Task description: Your task is to write out the complete listing exactly as it is shown.

[start Task input]

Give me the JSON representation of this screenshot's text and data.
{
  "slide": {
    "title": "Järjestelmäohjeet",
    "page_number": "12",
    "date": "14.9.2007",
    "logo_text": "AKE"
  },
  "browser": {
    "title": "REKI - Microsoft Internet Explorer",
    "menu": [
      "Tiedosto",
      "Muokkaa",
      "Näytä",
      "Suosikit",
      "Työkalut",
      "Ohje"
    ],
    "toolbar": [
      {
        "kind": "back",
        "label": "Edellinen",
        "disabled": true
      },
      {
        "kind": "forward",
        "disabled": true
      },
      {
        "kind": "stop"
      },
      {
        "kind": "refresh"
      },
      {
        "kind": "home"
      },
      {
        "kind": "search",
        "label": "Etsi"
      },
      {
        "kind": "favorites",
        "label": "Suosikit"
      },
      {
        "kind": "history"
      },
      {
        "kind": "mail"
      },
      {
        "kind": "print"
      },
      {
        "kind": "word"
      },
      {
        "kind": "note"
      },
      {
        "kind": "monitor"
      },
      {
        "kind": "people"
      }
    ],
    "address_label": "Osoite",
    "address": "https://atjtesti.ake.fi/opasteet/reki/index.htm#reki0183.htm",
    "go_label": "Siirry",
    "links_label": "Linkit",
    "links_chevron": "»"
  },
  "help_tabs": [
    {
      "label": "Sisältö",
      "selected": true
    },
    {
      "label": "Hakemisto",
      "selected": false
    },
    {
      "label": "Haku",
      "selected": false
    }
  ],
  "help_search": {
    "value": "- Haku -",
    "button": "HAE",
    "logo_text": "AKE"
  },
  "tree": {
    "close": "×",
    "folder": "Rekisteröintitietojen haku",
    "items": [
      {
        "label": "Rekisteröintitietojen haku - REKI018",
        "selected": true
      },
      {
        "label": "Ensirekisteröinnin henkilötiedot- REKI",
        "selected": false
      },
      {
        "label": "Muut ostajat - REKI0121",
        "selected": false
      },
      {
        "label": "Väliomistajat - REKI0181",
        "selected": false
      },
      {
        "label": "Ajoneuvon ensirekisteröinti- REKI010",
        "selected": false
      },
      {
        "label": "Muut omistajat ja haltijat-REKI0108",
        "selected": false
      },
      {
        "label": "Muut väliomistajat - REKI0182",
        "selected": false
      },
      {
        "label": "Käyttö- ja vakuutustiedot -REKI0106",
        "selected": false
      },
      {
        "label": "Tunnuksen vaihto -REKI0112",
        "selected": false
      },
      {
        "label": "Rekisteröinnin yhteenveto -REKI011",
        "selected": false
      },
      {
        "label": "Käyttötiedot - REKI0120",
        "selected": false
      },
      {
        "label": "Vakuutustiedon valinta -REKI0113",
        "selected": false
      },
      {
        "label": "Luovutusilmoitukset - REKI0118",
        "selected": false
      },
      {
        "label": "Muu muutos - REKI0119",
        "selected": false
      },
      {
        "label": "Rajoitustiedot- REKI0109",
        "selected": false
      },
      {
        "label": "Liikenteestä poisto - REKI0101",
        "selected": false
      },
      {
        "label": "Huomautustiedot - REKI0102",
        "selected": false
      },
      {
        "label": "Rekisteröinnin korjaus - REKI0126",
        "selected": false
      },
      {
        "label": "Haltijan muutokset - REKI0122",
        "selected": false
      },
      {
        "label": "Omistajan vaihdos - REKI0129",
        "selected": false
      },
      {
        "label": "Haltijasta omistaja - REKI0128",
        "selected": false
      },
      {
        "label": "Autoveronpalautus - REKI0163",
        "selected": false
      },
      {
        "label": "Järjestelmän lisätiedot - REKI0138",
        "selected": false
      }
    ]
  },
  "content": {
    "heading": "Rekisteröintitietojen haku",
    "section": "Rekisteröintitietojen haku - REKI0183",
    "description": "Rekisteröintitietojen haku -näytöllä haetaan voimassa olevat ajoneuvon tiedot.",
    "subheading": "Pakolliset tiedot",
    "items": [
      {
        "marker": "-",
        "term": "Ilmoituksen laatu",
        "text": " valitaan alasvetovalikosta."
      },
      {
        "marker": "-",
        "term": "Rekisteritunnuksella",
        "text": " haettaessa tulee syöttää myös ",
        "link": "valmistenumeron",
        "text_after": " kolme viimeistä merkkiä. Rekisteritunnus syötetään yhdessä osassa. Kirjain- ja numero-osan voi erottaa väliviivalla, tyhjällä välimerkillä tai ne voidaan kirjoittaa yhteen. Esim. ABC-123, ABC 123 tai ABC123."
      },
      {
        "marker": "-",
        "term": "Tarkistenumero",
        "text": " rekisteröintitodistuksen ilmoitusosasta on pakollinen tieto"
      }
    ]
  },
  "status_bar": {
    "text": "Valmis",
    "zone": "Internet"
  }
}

[end Task input]

Final result:
Give me the JSON representation of this screenshot's text and data.
{
  "slide": {
    "title": "Järjestelmäohjeet",
    "page_number": "12",
    "date": "14.9.2007",
    "logo_text": "AKE"
  },
  "browser": {
    "title": "REKI - Microsoft Internet Explorer",
    "menu": [
      "Tiedosto",
      "Muokkaa",
      "Näytä",
      "Suosikit",
      "Työkalut",
      "Ohje"
    ],
    "toolbar": [
      {
        "kind": "back",
        "label": "Edellinen",
        "disabled": true
      },
      {
        "kind": "forward",
        "disabled": true
      },
      {
        "kind": "stop"
      },
      {
        "kind": "refresh"
      },
      {
        "kind": "home"
      },
      {
        "kind": "search",
        "label": "Etsi"
      },
      {
        "kind": "favorites",
        "label": "Suosikit"
      },
      {
        "kind": "history"
      },
      {
        "kind": "mail"
      },
      {
        "kind": "print"
      },
      {
        "kind": "word"
      },
      {
        "kind": "note"
      },
      {
        "kind": "monitor"
      },
      {
        "kind": "people"
      }
    ],
    "address_label": "Osoite",
    "address": "https://atjtesti.ake.fi/opasteet/reki/index.htm#reki0183.htm",
    "go_label": "Siirry",
    "links_label": "Linkit",
    "links_chevron": "»"
  },
  "help_tabs": [
    {
      "label": "Sisältö",
      "selected": true
    },
    {
      "label": "Hakemisto",
      "selected": false
    },
    {
      "label": "Haku",
      "selected": false
    }
  ],
  "help_search": {
    "value": "- Haku -",
    "button": "HAE",
    "logo_text": "AKE"
  },
  "tree": {
    "close": "×",
    "folder": "Rekisteröintitietojen haku",
    "items": [
      {
        "label": "Rekisteröintitietojen haku - REKI018",
        "selected": true
      },
      {
        "label": "Ensirekisteröinnin henkilötiedot- REKI",
        "selected": false
      },
      {
        "label": "Muut ostajat - REKI0121",
        "selected": false
      },
      {
        "label": "Väliomistajat - REKI0181",
        "selected": false
      },
      {
        "label": "Ajoneuvon ensirekisteröinti- REKI010",
        "selected": false
      },
      {
        "label": "Muut omistajat ja haltijat-REKI0108",
        "selected": false
      },
      {
        "label": "Muut väliomistajat - REKI0182",
        "selected": false
      },
      {
        "label": "Käyttö- ja vakuutustiedot -REKI0106",
        "selected": false
      },
      {
        "label": "Tunnuksen vaihto -REKI0112",
        "selected": false
      },
      {
        "label": "Rekisteröinnin yhteenveto -REKI011",
        "selected": false
      },
      {
        "label": "Käyttötiedot - REKI0120",
        "selected": false
      },
      {
        "label": "Vakuutustiedon valinta -REKI0113",
        "selected": false
      },
      {
        "label": "Luovutusilmoitukset - REKI0118",
        "selected": false
      },
      {
        "label": "Muu muutos - REKI0119",
        "selected": false
      },
      {
        "label": "Rajoitustiedot- REKI0109",
        "selected": false
      },
      {
        "label": "Liikenteestä poisto - REKI0101",
        "selected": false
      },
      {
        "label": "Huomautustiedot - REKI0102",
        "selected": false
      },
      {
        "label": "Rekisteröinnin korjaus - REKI0126",
        "selected": false
      },
      {
        "label": "Haltijan muutokset - REKI0122",
        "selected": false
      },
      {
        "label": "Omistajan vaihdos - REKI0129",
        "selected": false
      },
      {
        "label": "Haltijasta omistaja - REKI0128",
        "selected": false
      },
      {
        "label": "Autoveronpalautus - REKI0163",
        "selected": false
      },
      {
        "label": "Järjestelmän lisätiedot - REKI0138",
        "selected": false
      }
    ]
  },
  "content": {
    "heading": "Rekisteröintitietojen haku",
    "section": "Rekisteröintitietojen haku - REKI0183",
    "description": "Rekisteröintitietojen haku -näytöllä haetaan voimassa olevat ajoneuvon tiedot.",
    "subheading": "Pakolliset tiedot",
    "items": [
      {
        "marker": "-",
        "term": "Ilmoituksen laatu",
        "text": " valitaan alasvetovalikosta."
      },
      {
        "marker": "-",
        "term": "Rekisteritunnuksella",
        "text": " haettaessa tulee syöttää myös ",
        "link": "valmistenumeron",
        "text_after": " kolme viimeistä merkkiä. Rekisteritunnus syötetään yhdessä osassa. Kirjain- ja numero-osan voi erottaa väliviivalla, tyhjällä välimerkillä tai ne voidaan kirjoittaa yhteen. Esim. ABC-123, ABC 123 tai ABC123."
      },
      {
        "marker": "-",
        "term": "Tarkistenumero",
        "text": " rekisteröintitodistuksen ilmoitusosasta on pakollinen tieto"
      }
    ]
  },
  "status_bar": {
    "text": "Valmis",
    "zone": "Internet"
  }
}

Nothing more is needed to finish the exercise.